Problem —
Answer with one number: how many lines hold the string "concert".

Saved entries —
—————

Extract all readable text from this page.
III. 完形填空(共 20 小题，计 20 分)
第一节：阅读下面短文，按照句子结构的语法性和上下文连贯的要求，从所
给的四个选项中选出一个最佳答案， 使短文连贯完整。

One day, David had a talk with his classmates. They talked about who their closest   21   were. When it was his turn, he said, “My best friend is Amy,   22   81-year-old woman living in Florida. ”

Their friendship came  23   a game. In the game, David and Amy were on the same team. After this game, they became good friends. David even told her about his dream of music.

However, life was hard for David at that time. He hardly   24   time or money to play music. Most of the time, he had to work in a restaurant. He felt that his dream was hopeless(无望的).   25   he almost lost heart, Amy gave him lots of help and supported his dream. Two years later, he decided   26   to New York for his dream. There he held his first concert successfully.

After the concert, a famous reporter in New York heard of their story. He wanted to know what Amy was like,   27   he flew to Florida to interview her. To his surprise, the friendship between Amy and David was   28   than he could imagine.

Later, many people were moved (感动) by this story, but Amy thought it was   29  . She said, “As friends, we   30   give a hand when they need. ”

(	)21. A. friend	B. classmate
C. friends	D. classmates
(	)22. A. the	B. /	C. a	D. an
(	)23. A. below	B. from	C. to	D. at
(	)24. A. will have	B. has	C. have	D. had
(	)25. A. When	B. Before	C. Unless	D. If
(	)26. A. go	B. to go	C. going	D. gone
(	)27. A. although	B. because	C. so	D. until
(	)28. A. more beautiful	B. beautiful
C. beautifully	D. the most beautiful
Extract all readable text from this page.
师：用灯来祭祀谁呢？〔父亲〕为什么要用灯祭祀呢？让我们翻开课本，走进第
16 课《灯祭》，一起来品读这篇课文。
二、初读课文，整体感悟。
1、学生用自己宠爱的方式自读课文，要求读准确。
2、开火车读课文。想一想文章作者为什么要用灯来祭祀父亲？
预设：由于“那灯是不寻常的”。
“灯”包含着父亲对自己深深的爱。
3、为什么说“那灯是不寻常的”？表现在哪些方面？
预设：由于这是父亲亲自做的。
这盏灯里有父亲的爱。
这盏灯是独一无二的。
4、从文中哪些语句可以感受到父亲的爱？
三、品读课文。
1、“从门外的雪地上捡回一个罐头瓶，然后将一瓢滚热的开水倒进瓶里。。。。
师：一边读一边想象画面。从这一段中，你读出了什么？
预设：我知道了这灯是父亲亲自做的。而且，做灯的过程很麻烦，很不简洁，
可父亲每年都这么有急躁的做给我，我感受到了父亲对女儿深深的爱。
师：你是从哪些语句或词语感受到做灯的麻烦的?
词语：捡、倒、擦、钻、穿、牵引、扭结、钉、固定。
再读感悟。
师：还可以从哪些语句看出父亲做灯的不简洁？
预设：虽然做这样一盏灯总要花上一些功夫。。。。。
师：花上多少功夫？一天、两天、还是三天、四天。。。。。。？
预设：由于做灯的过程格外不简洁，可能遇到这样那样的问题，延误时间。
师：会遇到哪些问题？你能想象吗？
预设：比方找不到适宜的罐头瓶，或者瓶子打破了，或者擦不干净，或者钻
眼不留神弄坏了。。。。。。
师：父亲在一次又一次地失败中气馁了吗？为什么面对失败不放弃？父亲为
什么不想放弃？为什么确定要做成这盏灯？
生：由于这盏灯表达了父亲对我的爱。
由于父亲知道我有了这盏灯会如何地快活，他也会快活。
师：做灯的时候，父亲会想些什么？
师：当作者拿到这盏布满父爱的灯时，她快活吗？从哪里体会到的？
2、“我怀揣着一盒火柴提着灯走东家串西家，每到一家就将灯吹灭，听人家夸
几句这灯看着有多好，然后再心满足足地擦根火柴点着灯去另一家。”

—————

Written answer —
2